### [Instructions to follow]
Go through the material below and report how many lines contain "rolos". Give only the number.

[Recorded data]
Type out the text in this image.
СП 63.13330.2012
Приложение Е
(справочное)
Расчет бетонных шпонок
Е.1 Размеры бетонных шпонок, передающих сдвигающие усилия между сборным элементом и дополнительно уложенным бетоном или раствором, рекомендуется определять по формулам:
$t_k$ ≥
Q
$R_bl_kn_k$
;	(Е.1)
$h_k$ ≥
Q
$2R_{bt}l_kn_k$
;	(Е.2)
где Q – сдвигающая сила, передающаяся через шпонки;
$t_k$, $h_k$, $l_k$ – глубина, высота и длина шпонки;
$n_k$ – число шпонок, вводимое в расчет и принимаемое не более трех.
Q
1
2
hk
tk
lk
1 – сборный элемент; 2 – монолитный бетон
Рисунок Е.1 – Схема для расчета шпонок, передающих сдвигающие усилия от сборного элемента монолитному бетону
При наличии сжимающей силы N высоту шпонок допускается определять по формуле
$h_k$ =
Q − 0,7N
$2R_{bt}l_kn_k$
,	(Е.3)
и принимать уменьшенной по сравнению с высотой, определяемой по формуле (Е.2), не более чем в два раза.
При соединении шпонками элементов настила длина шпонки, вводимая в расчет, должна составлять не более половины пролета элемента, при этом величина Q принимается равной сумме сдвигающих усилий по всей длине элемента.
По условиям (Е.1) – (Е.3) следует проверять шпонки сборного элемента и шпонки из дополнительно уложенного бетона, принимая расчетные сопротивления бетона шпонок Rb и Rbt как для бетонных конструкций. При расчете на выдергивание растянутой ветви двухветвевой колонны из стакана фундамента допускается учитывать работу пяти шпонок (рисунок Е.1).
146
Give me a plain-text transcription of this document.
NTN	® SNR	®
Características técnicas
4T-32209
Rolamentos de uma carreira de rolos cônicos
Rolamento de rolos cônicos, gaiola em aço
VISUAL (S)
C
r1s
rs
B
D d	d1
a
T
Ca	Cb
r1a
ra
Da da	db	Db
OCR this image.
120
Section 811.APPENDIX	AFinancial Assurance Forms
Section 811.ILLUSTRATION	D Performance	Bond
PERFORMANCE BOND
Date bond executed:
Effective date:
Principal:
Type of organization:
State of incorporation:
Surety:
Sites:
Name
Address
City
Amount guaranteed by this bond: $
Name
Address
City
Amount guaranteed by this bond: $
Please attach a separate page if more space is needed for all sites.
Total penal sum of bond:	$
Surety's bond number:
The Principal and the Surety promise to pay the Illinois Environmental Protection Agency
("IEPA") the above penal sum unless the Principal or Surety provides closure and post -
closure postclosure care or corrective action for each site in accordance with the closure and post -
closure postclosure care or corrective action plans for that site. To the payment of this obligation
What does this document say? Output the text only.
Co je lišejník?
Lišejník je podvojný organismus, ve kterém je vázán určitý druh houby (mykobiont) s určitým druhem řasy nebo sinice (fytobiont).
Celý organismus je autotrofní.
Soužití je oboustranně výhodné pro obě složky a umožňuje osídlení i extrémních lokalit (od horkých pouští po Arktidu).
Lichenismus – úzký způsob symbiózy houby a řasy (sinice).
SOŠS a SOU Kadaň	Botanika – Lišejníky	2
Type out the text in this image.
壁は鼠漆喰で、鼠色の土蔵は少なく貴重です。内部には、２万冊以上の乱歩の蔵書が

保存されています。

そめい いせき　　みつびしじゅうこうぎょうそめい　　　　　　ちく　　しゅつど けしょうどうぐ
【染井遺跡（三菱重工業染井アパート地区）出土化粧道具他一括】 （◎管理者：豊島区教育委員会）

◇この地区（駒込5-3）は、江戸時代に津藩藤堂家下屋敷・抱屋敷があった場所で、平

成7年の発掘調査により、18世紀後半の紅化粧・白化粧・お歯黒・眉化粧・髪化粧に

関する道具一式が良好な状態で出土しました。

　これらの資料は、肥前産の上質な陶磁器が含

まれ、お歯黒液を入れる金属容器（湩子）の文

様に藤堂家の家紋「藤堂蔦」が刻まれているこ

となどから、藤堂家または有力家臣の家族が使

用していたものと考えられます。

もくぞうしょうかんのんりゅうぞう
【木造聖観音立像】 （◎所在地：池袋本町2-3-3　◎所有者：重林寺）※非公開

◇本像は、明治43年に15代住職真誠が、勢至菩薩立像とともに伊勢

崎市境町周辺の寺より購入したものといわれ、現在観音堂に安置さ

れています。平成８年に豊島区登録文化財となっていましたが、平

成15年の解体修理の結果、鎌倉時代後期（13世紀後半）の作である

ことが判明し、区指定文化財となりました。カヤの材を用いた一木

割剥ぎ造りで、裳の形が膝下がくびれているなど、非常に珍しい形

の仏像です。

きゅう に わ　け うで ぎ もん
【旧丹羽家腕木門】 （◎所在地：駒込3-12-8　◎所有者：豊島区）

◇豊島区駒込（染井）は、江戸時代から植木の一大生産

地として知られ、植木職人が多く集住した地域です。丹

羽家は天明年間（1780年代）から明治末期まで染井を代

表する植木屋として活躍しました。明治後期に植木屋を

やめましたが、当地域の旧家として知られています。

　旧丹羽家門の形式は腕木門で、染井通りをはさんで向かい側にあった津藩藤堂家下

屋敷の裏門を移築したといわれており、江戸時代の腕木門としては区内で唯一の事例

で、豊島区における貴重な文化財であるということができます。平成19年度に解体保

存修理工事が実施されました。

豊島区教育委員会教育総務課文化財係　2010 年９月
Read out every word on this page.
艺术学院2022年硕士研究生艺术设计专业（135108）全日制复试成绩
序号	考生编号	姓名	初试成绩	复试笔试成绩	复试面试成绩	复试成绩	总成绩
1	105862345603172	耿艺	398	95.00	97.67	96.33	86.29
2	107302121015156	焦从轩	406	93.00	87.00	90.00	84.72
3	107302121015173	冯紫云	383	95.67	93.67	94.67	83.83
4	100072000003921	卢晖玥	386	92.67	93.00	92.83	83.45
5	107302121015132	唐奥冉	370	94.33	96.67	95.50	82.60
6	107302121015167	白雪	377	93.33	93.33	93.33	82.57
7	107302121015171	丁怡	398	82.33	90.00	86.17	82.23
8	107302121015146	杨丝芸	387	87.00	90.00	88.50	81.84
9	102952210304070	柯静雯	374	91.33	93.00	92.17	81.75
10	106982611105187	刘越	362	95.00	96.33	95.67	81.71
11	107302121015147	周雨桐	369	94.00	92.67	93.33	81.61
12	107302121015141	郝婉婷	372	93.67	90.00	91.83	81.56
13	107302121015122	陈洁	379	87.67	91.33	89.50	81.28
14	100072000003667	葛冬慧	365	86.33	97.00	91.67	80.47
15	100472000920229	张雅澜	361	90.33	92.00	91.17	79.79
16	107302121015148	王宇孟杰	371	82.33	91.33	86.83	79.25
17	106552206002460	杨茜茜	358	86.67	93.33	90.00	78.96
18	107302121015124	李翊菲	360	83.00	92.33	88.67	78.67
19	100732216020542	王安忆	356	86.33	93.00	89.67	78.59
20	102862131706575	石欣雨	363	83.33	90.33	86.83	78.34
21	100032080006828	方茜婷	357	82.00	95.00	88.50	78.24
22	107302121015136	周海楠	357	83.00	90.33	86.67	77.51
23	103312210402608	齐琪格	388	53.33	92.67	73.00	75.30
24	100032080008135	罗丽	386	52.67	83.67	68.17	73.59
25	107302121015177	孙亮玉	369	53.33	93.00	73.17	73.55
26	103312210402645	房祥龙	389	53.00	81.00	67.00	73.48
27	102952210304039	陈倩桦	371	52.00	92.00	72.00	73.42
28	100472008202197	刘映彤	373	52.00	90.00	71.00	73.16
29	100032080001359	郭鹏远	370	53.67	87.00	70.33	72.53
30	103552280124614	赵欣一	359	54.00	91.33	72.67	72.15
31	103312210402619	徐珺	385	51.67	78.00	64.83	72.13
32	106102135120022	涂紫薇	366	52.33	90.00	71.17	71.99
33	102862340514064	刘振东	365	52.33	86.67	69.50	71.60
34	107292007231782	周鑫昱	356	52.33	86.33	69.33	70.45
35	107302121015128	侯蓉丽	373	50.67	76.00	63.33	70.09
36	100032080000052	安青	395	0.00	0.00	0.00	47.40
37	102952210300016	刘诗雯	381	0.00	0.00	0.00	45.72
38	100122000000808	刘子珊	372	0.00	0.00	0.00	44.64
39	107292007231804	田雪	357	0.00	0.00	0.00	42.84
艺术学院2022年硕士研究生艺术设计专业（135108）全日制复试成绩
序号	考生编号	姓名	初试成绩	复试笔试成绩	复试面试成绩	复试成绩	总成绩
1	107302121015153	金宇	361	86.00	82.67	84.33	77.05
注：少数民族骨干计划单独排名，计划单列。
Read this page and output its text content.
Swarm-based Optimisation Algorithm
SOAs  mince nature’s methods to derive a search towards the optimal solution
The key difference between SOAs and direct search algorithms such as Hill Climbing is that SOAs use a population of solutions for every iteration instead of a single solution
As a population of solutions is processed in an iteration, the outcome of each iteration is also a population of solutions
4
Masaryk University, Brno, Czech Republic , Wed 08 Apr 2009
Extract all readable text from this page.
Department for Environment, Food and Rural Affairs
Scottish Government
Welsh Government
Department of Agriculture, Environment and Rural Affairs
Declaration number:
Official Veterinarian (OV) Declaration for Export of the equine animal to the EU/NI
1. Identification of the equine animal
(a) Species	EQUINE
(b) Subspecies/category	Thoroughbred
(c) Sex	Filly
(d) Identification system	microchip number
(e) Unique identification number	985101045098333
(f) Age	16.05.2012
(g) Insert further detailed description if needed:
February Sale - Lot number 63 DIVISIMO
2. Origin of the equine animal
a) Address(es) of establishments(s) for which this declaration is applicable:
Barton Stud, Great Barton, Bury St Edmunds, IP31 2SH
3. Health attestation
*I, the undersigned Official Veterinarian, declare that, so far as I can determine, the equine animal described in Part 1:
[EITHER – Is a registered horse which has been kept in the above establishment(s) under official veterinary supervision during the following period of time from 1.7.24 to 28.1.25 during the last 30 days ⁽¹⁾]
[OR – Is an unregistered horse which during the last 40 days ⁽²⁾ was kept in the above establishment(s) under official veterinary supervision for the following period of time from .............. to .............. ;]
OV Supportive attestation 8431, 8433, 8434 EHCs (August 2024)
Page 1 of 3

### [Task solution]
2